* [Material for the task]:
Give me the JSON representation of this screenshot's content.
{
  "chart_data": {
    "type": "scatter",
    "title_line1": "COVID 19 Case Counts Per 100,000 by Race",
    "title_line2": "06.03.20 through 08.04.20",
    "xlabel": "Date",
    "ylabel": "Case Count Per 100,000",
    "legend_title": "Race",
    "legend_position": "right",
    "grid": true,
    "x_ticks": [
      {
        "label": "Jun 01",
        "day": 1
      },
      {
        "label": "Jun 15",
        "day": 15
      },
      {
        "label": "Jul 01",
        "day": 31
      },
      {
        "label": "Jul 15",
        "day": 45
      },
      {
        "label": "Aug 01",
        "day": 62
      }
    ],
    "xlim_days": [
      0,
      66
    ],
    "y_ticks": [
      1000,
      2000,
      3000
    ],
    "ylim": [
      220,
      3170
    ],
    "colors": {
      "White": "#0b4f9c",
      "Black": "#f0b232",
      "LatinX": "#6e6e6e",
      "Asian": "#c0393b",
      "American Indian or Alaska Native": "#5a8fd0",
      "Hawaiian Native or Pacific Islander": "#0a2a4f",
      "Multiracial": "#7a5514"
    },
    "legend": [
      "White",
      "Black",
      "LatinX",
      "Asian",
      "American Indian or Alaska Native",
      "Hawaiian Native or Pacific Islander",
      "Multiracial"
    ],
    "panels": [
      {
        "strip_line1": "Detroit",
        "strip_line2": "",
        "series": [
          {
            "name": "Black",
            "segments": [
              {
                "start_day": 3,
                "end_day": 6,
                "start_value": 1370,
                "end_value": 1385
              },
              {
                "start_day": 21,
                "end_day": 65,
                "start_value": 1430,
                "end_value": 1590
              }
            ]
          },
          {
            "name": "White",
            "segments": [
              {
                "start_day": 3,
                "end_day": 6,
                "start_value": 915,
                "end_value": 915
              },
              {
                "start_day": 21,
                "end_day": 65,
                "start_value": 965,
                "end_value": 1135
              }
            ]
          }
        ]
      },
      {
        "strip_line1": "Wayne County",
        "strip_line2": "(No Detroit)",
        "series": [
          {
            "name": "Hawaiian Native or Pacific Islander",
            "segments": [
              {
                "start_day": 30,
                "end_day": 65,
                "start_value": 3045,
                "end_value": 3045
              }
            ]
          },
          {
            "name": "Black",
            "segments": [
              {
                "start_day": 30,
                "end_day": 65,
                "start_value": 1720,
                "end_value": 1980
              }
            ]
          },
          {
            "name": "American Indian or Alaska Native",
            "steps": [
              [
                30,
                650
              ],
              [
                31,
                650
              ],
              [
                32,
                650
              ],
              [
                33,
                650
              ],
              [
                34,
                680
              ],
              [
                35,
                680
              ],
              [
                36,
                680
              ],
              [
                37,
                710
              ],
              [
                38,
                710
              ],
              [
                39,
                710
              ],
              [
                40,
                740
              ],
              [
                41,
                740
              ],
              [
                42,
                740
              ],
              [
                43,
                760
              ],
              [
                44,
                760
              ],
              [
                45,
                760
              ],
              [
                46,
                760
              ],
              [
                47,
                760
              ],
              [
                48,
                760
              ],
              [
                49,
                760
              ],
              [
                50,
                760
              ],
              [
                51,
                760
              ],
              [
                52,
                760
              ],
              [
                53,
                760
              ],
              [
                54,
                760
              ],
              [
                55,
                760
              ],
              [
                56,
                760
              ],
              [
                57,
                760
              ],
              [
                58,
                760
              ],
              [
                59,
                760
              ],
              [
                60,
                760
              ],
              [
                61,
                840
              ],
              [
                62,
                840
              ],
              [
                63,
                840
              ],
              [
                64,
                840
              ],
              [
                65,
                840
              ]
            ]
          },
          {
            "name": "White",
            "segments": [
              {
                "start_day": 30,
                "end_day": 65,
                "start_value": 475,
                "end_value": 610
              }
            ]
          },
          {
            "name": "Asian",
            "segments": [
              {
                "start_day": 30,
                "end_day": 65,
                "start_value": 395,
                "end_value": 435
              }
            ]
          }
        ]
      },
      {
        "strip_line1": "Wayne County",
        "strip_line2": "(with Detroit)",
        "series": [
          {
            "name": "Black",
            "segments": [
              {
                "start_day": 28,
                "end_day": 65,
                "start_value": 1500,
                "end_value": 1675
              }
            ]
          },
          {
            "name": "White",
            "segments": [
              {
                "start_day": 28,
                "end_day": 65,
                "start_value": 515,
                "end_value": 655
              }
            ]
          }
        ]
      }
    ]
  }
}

* [Task prompt]:
Print the records above in full, exactly.

* [Response]:
Give me the JSON representation of this screenshot's content.
{
  "chart_data": {
    "type": "scatter",
    "title_line1": "COVID 19 Case Counts Per 100,000 by Race",
    "title_line2": "06.03.20 through 08.04.20",
    "xlabel": "Date",
    "ylabel": "Case Count Per 100,000",
    "legend_title": "Race",
    "legend_position": "right",
    "grid": true,
    "x_ticks": [
      {
        "label": "Jun 01",
        "day": 1
      },
      {
        "label": "Jun 15",
        "day": 15
      },
      {
        "label": "Jul 01",
        "day": 31
      },
      {
        "label": "Jul 15",
        "day": 45
      },
      {
        "label": "Aug 01",
        "day": 62
      }
    ],
    "xlim_days": [
      0,
      66
    ],
    "y_ticks": [
      1000,
      2000,
      3000
    ],
    "ylim": [
      220,
      3170
    ],
    "colors": {
      "White": "#0b4f9c",
      "Black": "#f0b232",
      "LatinX": "#6e6e6e",
      "Asian": "#c0393b",
      "American Indian or Alaska Native": "#5a8fd0",
      "Hawaiian Native or Pacific Islander": "#0a2a4f",
      "Multiracial": "#7a5514"
    },
    "legend": [
      "White",
      "Black",
      "LatinX",
      "Asian",
      "American Indian or Alaska Native",
      "Hawaiian Native or Pacific Islander",
      "Multiracial"
    ],
    "panels": [
      {
        "strip_line1": "Detroit",
        "strip_line2": "",
        "series": [
          {
            "name": "Black",
            "segments": [
              {
                "start_day": 3,
                "end_day": 6,
                "start_value": 1370,
                "end_value": 1385
              },
              {
                "start_day": 21,
                "end_day": 65,
                "start_value": 1430,
                "end_value": 1590
              }
            ]
          },
          {
            "name": "White",
            "segments": [
              {
                "start_day": 3,
                "end_day": 6,
                "start_value": 915,
                "end_value": 915
              },
              {
                "start_day": 21,
                "end_day": 65,
                "start_value": 965,
                "end_value": 1135
              }
            ]
          }
        ]
      },
      {
        "strip_line1": "Wayne County",
        "strip_line2": "(No Detroit)",
        "series": [
          {
            "name": "Hawaiian Native or Pacific Islander",
            "segments": [
              {
                "start_day": 30,
                "end_day": 65,
                "start_value": 3045,
                "end_value": 3045
              }
            ]
          },
          {
            "name": "Black",
            "segments": [
              {
                "start_day": 30,
                "end_day": 65,
                "start_value": 1720,
                "end_value": 1980
              }
            ]
          },
          {
            "name": "American Indian or Alaska Native",
            "steps": [
              [
                30,
                650
              ],
              [
                31,
                650
              ],
              [
                32,
                650
              ],
              [
                33,
                650
              ],
              [
                34,
                680
              ],
              [
                35,
                680
              ],
              [
                36,
                680
              ],
              [
                37,
                710
              ],
              [
                38,
                710
              ],
              [
                39,
                710
              ],
              [
                40,
                740
              ],
              [
                41,
                740
              ],
              [
                42,
                740
              ],
              [
                43,
                760
              ],
              [
                44,
                760
              ],
              [
                45,
                760
              ],
              [
                46,
                760
              ],
              [
                47,
                760
              ],
              [
                48,
                760
              ],
              [
                49,
                760
              ],
              [
                50,
                760
              ],
              [
                51,
                760
              ],
              [
                52,
                760
              ],
              [
                53,
                760
              ],
              [
                54,
                760
              ],
              [
                55,
                760
              ],
              [
                56,
                760
              ],
              [
                57,
                760
              ],
              [
                58,
                760
              ],
              [
                59,
                760
              ],
              [
                60,
                760
              ],
              [
                61,
                840
              ],
              [
                62,
                840
              ],
              [
                63,
                840
              ],
              [
                64,
                840
              ],
              [
                65,
                840
              ]
            ]
          },
          {
            "name": "White",
            "segments": [
              {
                "start_day": 30,
                "end_day": 65,
                "start_value": 475,
                "end_value": 610
              }
            ]
          },
          {
            "name": "Asian",
            "segments": [
              {
                "start_day": 30,
                "end_day": 65,
                "start_value": 395,
                "end_value": 435
              }
            ]
          }
        ]
      },
      {
        "strip_line1": "Wayne County",
        "strip_line2": "(with Detroit)",
        "series": [
          {
            "name": "Black",
            "segments": [
              {
                "start_day": 28,
                "end_day": 65,
                "start_value": 1500,
                "end_value": 1675
              }
            ]
          },
          {
            "name": "White",
            "segments": [
              {
                "start_day": 28,
                "end_day": 65,
                "start_value": 515,
                "end_value": 655
              }
            ]
          }
        ]
      }
    ]
  }
}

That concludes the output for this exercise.